### [Work required]
Report the count of lines containing the word "przetwarzaniu" in the entries below, and nothing more.

### [Supplied material]
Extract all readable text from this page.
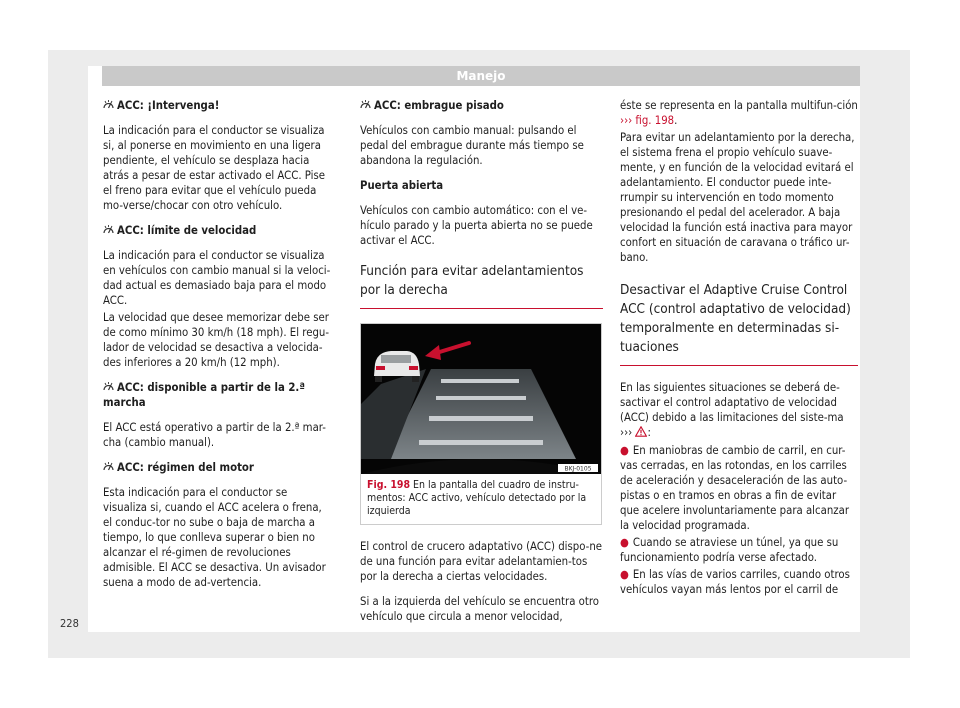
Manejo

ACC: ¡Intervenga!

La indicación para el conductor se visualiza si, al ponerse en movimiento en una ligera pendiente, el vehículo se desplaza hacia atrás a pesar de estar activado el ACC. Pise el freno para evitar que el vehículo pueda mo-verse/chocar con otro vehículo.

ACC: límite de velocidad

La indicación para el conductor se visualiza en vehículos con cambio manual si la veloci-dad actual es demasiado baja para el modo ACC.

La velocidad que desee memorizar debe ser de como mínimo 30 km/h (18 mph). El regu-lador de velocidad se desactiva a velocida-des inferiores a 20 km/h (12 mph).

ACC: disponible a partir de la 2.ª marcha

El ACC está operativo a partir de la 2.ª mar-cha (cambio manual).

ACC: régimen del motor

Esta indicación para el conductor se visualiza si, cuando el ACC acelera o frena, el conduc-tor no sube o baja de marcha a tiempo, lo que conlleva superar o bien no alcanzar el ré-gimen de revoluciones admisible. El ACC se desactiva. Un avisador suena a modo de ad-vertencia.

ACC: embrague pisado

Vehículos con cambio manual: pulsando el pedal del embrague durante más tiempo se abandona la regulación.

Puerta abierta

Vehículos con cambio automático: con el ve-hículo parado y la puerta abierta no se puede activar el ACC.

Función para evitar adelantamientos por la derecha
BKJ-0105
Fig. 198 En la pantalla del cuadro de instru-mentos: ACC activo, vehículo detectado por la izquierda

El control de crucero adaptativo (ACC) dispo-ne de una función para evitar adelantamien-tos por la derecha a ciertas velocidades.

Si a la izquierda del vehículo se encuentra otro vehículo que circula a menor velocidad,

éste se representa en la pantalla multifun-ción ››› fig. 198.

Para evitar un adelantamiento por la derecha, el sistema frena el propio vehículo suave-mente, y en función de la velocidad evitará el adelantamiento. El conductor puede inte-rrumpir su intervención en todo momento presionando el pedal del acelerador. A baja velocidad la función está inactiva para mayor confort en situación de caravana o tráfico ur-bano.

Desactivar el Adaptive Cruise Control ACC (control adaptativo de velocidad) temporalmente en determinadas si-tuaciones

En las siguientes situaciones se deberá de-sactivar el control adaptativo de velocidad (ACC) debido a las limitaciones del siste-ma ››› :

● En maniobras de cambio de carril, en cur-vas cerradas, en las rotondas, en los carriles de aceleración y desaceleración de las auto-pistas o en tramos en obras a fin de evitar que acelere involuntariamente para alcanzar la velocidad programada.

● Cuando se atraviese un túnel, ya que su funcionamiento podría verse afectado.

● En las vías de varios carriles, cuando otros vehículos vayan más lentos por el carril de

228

---

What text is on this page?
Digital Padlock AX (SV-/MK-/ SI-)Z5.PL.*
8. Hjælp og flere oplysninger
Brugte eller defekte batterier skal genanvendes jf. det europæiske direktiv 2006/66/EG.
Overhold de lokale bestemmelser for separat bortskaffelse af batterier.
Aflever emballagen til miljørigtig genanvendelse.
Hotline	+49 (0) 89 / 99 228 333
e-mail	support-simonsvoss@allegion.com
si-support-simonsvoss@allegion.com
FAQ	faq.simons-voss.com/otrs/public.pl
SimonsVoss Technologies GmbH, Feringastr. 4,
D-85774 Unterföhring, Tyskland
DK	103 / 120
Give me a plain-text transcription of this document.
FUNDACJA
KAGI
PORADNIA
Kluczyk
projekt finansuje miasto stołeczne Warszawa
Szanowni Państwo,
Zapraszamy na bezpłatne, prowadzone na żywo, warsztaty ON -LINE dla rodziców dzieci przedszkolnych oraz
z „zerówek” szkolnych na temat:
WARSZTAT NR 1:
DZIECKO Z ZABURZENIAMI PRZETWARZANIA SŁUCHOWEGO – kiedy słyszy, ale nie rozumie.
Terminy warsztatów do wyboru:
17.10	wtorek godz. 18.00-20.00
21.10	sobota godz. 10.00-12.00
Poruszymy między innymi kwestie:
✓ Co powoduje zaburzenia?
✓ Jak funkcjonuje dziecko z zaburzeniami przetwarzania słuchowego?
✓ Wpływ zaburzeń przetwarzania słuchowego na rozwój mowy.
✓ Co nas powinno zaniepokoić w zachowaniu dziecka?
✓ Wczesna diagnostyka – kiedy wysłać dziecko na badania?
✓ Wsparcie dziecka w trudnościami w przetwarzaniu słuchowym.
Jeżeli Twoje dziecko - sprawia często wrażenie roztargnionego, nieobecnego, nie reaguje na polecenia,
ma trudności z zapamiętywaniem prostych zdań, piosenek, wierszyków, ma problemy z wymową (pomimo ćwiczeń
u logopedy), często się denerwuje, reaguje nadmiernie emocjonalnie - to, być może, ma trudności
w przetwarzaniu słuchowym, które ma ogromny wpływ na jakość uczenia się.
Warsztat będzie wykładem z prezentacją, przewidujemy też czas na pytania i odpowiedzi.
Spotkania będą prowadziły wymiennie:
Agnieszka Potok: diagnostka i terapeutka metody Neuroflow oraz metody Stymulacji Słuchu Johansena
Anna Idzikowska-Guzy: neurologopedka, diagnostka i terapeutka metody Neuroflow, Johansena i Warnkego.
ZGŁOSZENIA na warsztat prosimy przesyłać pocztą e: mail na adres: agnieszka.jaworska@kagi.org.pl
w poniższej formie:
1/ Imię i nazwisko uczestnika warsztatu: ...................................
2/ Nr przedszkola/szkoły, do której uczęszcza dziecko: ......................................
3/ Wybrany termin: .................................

### [Response to the exercise]
2